**Exercise prompt**
Repeat the entries below exactly as they appear, with no pictures.

**Excerpted data**
- - - - - - -

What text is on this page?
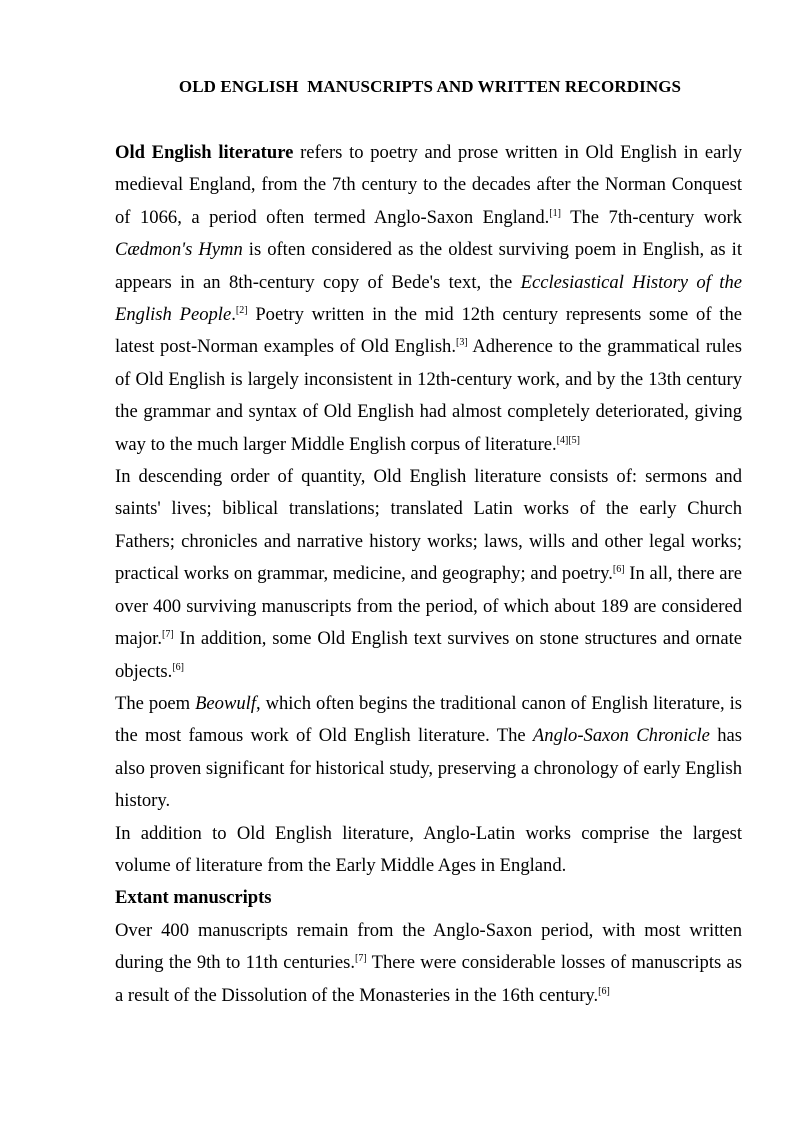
OLD ENGLISH  MANUSCRIPTS AND WRITTEN RECORDINGS

Old English literature refers to poetry and prose written in Old English in early medieval England, from the 7th century to the decades after the Norman Conquest of 1066, a period often termed Anglo-Saxon England.[1] The 7th-century work Cædmon's Hymn is often considered as the oldest surviving poem in English, as it appears in an 8th-century copy of Bede's text, the Ecclesiastical History of the English People.[2] Poetry written in the mid 12th century represents some of the latest post-Norman examples of Old English.[3] Adherence to the grammatical rules of Old English is largely inconsistent in 12th-century work, and by the 13th century the grammar and syntax of Old English had almost completely deteriorated, giving way to the much larger Middle English corpus of literature.[4][5]

In descending order of quantity, Old English literature consists of: sermons and saints' lives; biblical translations; translated Latin works of the early Church Fathers; chronicles and narrative history works; laws, wills and other legal works; practical works on grammar, medicine, and geography; and poetry.[6] In all, there are over 400 surviving manuscripts from the period, of which about 189 are considered major.[7] In addition, some Old English text survives on stone structures and ornate objects.[6]

The poem Beowulf, which often begins the traditional canon of English literature, is the most famous work of Old English literature. The Anglo-Saxon Chronicle has also proven significant for historical study, preserving a chronology of early English history.

In addition to Old English literature, Anglo-Latin works comprise the largest volume of literature from the Early Middle Ages in England.

Extant manuscripts

Over 400 manuscripts remain from the Anglo-Saxon period, with most written during the 9th to 11th centuries.[7] There were considerable losses of manuscripts as a result of the Dissolution of the Monasteries in the 16th century.[6]
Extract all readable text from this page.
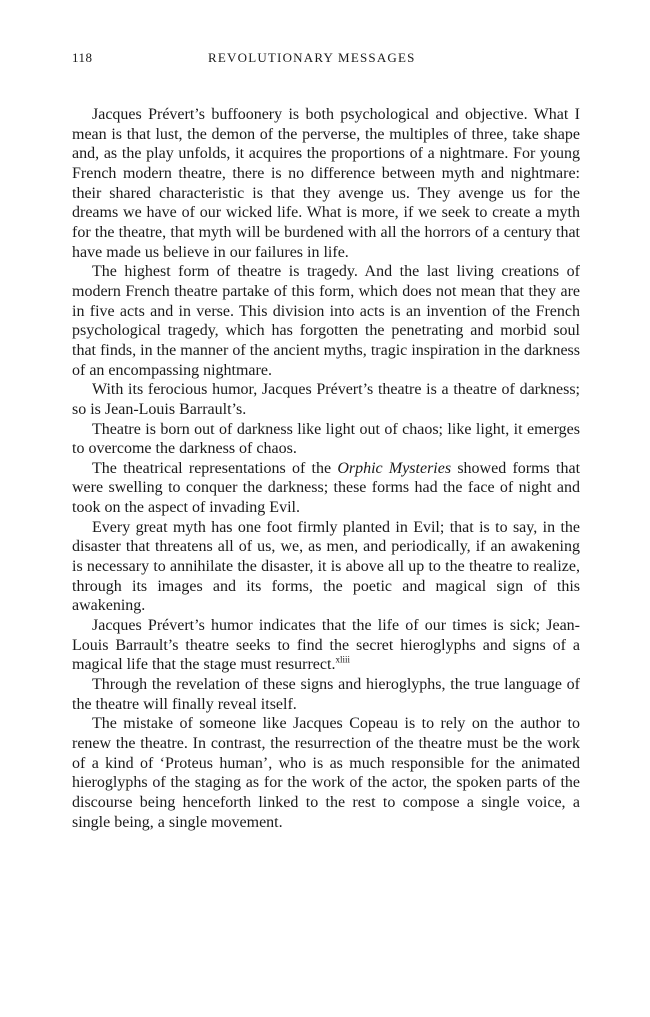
118	REVOLUTIONARY MESSAGES

Jacques Prévert’s buffoonery is both psychological and objective. What I mean is that lust, the demon of the perverse, the multiples of three, take shape and, as the play unfolds, it acquires the proportions of a nightmare. For young French modern theatre, there is no difference between myth and nightmare: their shared characteristic is that they avenge us. They avenge us for the dreams we have of our wicked life. What is more, if we seek to create a myth for the theatre, that myth will be burdened with all the horrors of a century that have made us believe in our failures in life.

The highest form of theatre is tragedy. And the last living creations of modern French theatre partake of this form, which does not mean that they are in five acts and in verse. This division into acts is an invention of the French psychological tragedy, which has forgotten the penetrating and morbid soul that finds, in the manner of the ancient myths, tragic inspiration in the darkness of an encompassing nightmare.

With its ferocious humor, Jacques Prévert’s theatre is a theatre of darkness; so is Jean-Louis Barrault’s.

Theatre is born out of darkness like light out of chaos; like light, it emerges to overcome the darkness of chaos.

The theatrical representations of the Orphic Mysteries showed forms that were swelling to conquer the darkness; these forms had the face of night and took on the aspect of invading Evil.

Every great myth has one foot firmly planted in Evil; that is to say, in the disaster that threatens all of us, we, as men, and periodically, if an awakening is necessary to annihilate the disaster, it is above all up to the theatre to realize, through its images and its forms, the poetic and magical sign of this awakening.

Jacques Prévert’s humor indicates that the life of our times is sick; Jean-Louis Barrault’s theatre seeks to find the secret hieroglyphs and signs of a magical life that the stage must resurrect.$^{xliii}$

Through the revelation of these signs and hieroglyphs, the true language of the theatre will finally reveal itself.

The mistake of someone like Jacques Copeau is to rely on the author to renew the theatre. In contrast, the resurrection of the theatre must be the work of a kind of ‘Proteus human’, who is as much responsible for the animated hieroglyphs of the staging as for the work of the actor, the spoken parts of the discourse being henceforth linked to the rest to compose a single voice, a single being, a single movement.
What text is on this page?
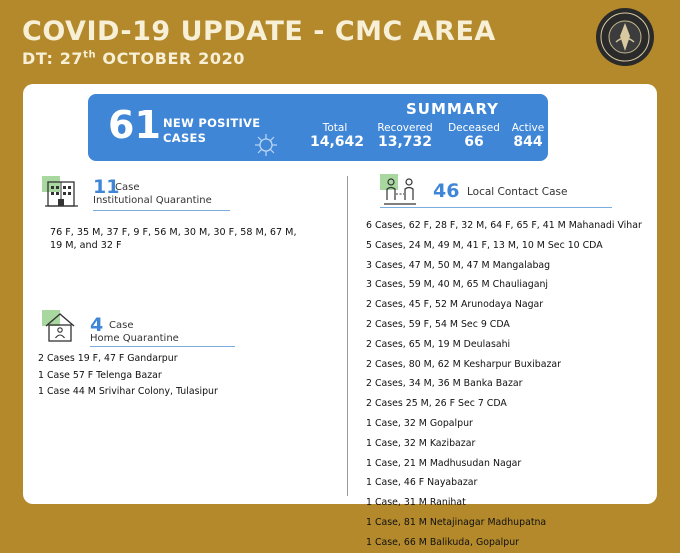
COVID-19 UPDATE - CMC AREA
DT: 27th OCTOBER 2020
61 NEW POSITIVE
CASES
SUMMARY
Total
14,642
Recovered
13,732
Deceased
66
Active
844
11
Case
Institutional Quarantine
76 F, 35 M, 37 F, 9 F, 56 M, 30 M, 30 F, 58 M, 67 M,
19 M, and 32 F
4 Case
Home Quarantine
2 Cases 19 F, 47 F Gandarpur
1 Case 57 F Telenga Bazar
1 Case 44 M Srivihar Colony, Tulasipur
46 Local Contact Case
6 Cases, 62 F, 28 F, 32 M, 64 F, 65 F, 41 M Mahanadi Vihar
5 Cases, 24 M, 49 M, 41 F, 13 M, 10 M Sec 10 CDA
3 Cases, 47 M, 50 M, 47 M Mangalabag
3 Cases, 59 M, 40 M, 65 M Chauliaganj
2 Cases, 45 F, 52 M Arunodaya Nagar
2 Cases, 59 F, 54 M Sec 9 CDA
2 Cases, 65 M, 19 M Deulasahi
2 Cases, 80 M, 62 M Kesharpur Buxibazar
2 Cases, 34 M, 36 M Banka Bazar
2 Cases 25 M, 26 F Sec 7 CDA
1 Case, 32 M Gopalpur
1 Case, 32 M Kazibazar
1 Case, 21 M Madhusudan Nagar
1 Case, 46 F Nayabazar
1 Case, 31 M Ranihat
1 Case, 81 M Netajinagar Madhupatna
1 Case, 66 M Balikuda, Gopalpur
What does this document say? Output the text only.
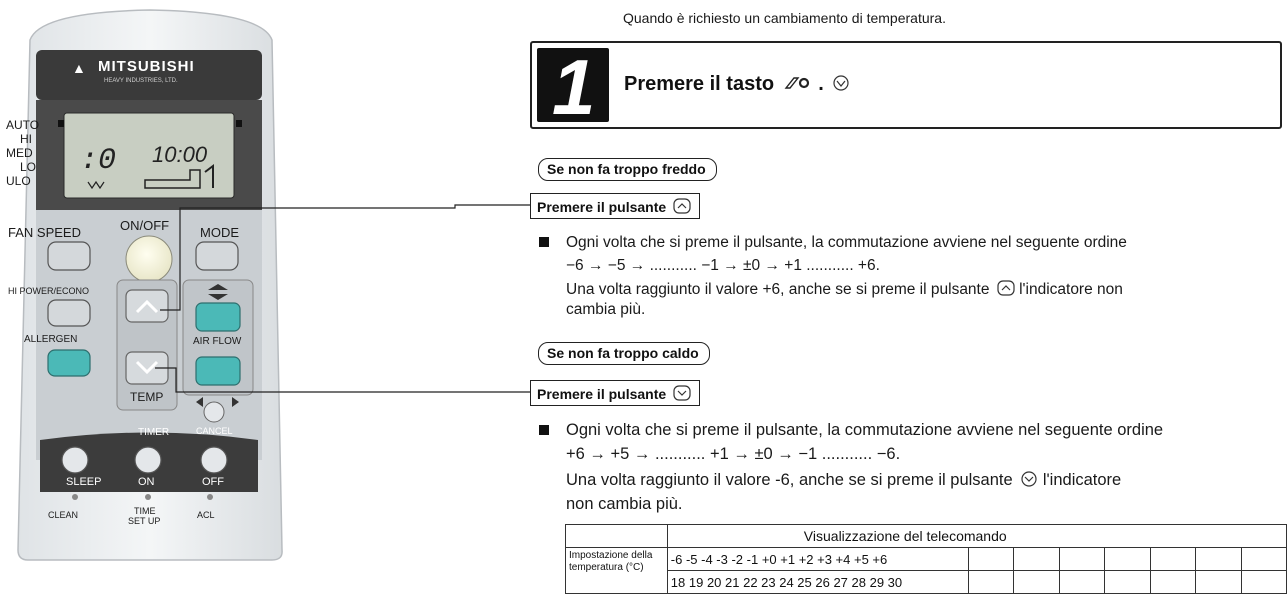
:0 10:00
MITSUBISHI
HEAVY INDUSTRIES, LTD.
▲
AUTO
HI
MED
LO
ULO
FAN SPEED	ON/OFF MODE
HI POWER/ECONO
ALLERGEN	AIR FLOW
TEMP
TIMER	CANCEL
SLEEP	ON	OFF
CLEAN	TIME
SET UP
ACL
Quando è richiesto un cambiamento di temperatura.
1 Premere il tasto  .
Se non fa troppo freddo
Premere il pulsante
Ogni volta che si preme il pulsante, la commutazione avviene nel seguente ordine
−6 → −5 → ........... −1 → ±0 → +1 ........... +6.
Una volta raggiunto il valore +6, anche se si preme il pulsante l'indicatore non
cambia più.
Se non fa troppo caldo
Premere il pulsante
Ogni volta che si preme il pulsante, la commutazione avviene nel seguente ordine
+6 → +5 → ........... +1 → ±0 → −1 ........... −6.
Una volta raggiunto il valore -6, anche se si preme il pulsante l'indicatore
non cambia più.
	Visualizzazione del telecomando							
Impostazione della
temperatura (°C)	-6 -5 -4 -3 -2 -1 +0 +1 +2 +3 +4 +5 +6							
	18 19 20 21 22 23 24 25 26 27 28 29 30							
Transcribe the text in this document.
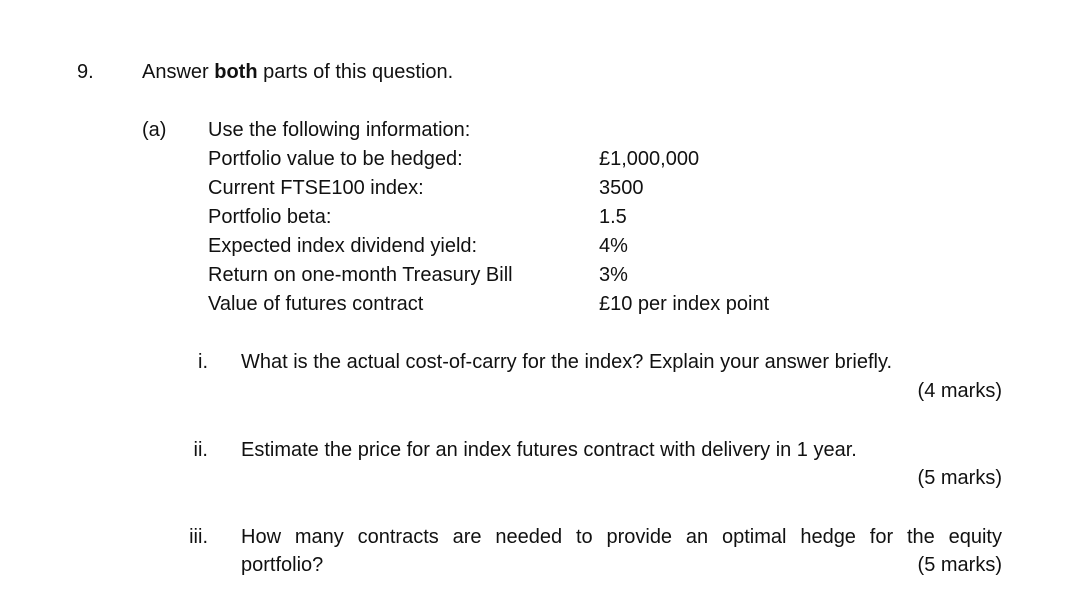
9. Answer both parts of this question.
(a) Use the following information:
Portfolio value to be hedged:	£1,000,000
Current FTSE100 index:	3500
Portfolio beta:	1.5
Expected index dividend yield:	4%
Return on one-month Treasury Bill	3%
Value of futures contract	£10 per index point
i. What is the actual cost-of-carry for the index? Explain your answer briefly.
(4 marks)
ii. Estimate the price for an index futures contract with delivery in 1 year.
(5 marks)
iii. How many contracts are needed to provide an optimal hedge for the equity
portfolio?	(5 marks)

- - - - - - -

**Correct output**
What text is on this page?
OLD ENGLISH  MANUSCRIPTS AND WRITTEN RECORDINGS

Old English literature refers to poetry and prose written in Old English in early medieval England, from the 7th century to the decades after the Norman Conquest of 1066, a period often termed Anglo-Saxon England.[1] The 7th-century work Cædmon's Hymn is often considered as the oldest surviving poem in English, as it appears in an 8th-century copy of Bede's text, the Ecclesiastical History of the English People.[2] Poetry written in the mid 12th century represents some of the latest post-Norman examples of Old English.[3] Adherence to the grammatical rules of Old English is largely inconsistent in 12th-century work, and by the 13th century the grammar and syntax of Old English had almost completely deteriorated, giving way to the much larger Middle English corpus of literature.[4][5]

In descending order of quantity, Old English literature consists of: sermons and saints' lives; biblical translations; translated Latin works of the early Church Fathers; chronicles and narrative history works; laws, wills and other legal works; practical works on grammar, medicine, and geography; and poetry.[6] In all, there are over 400 surviving manuscripts from the period, of which about 189 are considered major.[7] In addition, some Old English text survives on stone structures and ornate objects.[6]

The poem Beowulf, which often begins the traditional canon of English literature, is the most famous work of Old English literature. The Anglo-Saxon Chronicle has also proven significant for historical study, preserving a chronology of early English history.

In addition to Old English literature, Anglo-Latin works comprise the largest volume of literature from the Early Middle Ages in England.

Extant manuscripts

Over 400 manuscripts remain from the Anglo-Saxon period, with most written during the 9th to 11th centuries.[7] There were considerable losses of manuscripts as a result of the Dissolution of the Monasteries in the 16th century.[6]
Extract all readable text from this page.
118	REVOLUTIONARY MESSAGES

Jacques Prévert’s buffoonery is both psychological and objective. What I mean is that lust, the demon of the perverse, the multiples of three, take shape and, as the play unfolds, it acquires the proportions of a nightmare. For young French modern theatre, there is no difference between myth and nightmare: their shared characteristic is that they avenge us. They avenge us for the dreams we have of our wicked life. What is more, if we seek to create a myth for the theatre, that myth will be burdened with all the horrors of a century that have made us believe in our failures in life.

The highest form of theatre is tragedy. And the last living creations of modern French theatre partake of this form, which does not mean that they are in five acts and in verse. This division into acts is an invention of the French psychological tragedy, which has forgotten the penetrating and morbid soul that finds, in the manner of the ancient myths, tragic inspiration in the darkness of an encompassing nightmare.

With its ferocious humor, Jacques Prévert’s theatre is a theatre of darkness; so is Jean-Louis Barrault’s.

Theatre is born out of darkness like light out of chaos; like light, it emerges to overcome the darkness of chaos.

The theatrical representations of the Orphic Mysteries showed forms that were swelling to conquer the darkness; these forms had the face of night and took on the aspect of invading Evil.

Every great myth has one foot firmly planted in Evil; that is to say, in the disaster that threatens all of us, we, as men, and periodically, if an awakening is necessary to annihilate the disaster, it is above all up to the theatre to realize, through its images and its forms, the poetic and magical sign of this awakening.

Jacques Prévert’s humor indicates that the life of our times is sick; Jean-Louis Barrault’s theatre seeks to find the secret hieroglyphs and signs of a magical life that the stage must resurrect.$^{xliii}$

Through the revelation of these signs and hieroglyphs, the true language of the theatre will finally reveal itself.

The mistake of someone like Jacques Copeau is to rely on the author to renew the theatre. In contrast, the resurrection of the theatre must be the work of a kind of ‘Proteus human’, who is as much responsible for the animated hieroglyphs of the staging as for the work of the actor, the spoken parts of the discourse being henceforth linked to the rest to compose a single voice, a single being, a single movement.
What text is on this page?
COVID-19 UPDATE - CMC AREA
DT: 27th OCTOBER 2020
61 NEW POSITIVE
CASES
SUMMARY
Total
14,642
Recovered
13,732
Deceased
66
Active
844
11
Case
Institutional Quarantine
76 F, 35 M, 37 F, 9 F, 56 M, 30 M, 30 F, 58 M, 67 M,
19 M, and 32 F
4 Case
Home Quarantine
2 Cases 19 F, 47 F Gandarpur
1 Case 57 F Telenga Bazar
1 Case 44 M Srivihar Colony, Tulasipur
46 Local Contact Case
6 Cases, 62 F, 28 F, 32 M, 64 F, 65 F, 41 M Mahanadi Vihar
5 Cases, 24 M, 49 M, 41 F, 13 M, 10 M Sec 10 CDA
3 Cases, 47 M, 50 M, 47 M Mangalabag
3 Cases, 59 M, 40 M, 65 M Chauliaganj
2 Cases, 45 F, 52 M Arunodaya Nagar
2 Cases, 59 F, 54 M Sec 9 CDA
2 Cases, 65 M, 19 M Deulasahi
2 Cases, 80 M, 62 M Kesharpur Buxibazar
2 Cases, 34 M, 36 M Banka Bazar
2 Cases 25 M, 26 F Sec 7 CDA
1 Case, 32 M Gopalpur
1 Case, 32 M Kazibazar
1 Case, 21 M Madhusudan Nagar
1 Case, 46 F Nayabazar
1 Case, 31 M Ranihat
1 Case, 81 M Netajinagar Madhupatna
1 Case, 66 M Balikuda, Gopalpur
What does this document say? Output the text only.
:0 10:00
MITSUBISHI
HEAVY INDUSTRIES, LTD.
▲
AUTO
HI
MED
LO
ULO
FAN SPEED	ON/OFF MODE
HI POWER/ECONO
ALLERGEN	AIR FLOW
TEMP
TIMER	CANCEL
SLEEP	ON	OFF
CLEAN	TIME
SET UP
ACL
Quando è richiesto un cambiamento di temperatura.
1 Premere il tasto  .
Se non fa troppo freddo
Premere il pulsante
Ogni volta che si preme il pulsante, la commutazione avviene nel seguente ordine
−6 → −5 → ........... −1 → ±0 → +1 ........... +6.
Una volta raggiunto il valore +6, anche se si preme il pulsante l'indicatore non
cambia più.
Se non fa troppo caldo
Premere il pulsante
Ogni volta che si preme il pulsante, la commutazione avviene nel seguente ordine
+6 → +5 → ........... +1 → ±0 → −1 ........... −6.
Una volta raggiunto il valore -6, anche se si preme il pulsante l'indicatore
non cambia più.
	Visualizzazione del telecomando							
Impostazione della
temperatura (°C)	-6 -5 -4 -3 -2 -1 +0 +1 +2 +3 +4 +5 +6							
	18 19 20 21 22 23 24 25 26 27 28 29 30							
Transcribe the text in this document.
9. Answer both parts of this question.
(a) Use the following information:
Portfolio value to be hedged:	£1,000,000
Current FTSE100 index:	3500
Portfolio beta:	1.5
Expected index dividend yield:	4%
Return on one-month Treasury Bill	3%
Value of futures contract	£10 per index point
i. What is the actual cost-of-carry for the index? Explain your answer briefly.
(4 marks)
ii. Estimate the price for an index futures contract with delivery in 1 year.
(5 marks)
iii. How many contracts are needed to provide an optimal hedge for the equity
portfolio?	(5 marks)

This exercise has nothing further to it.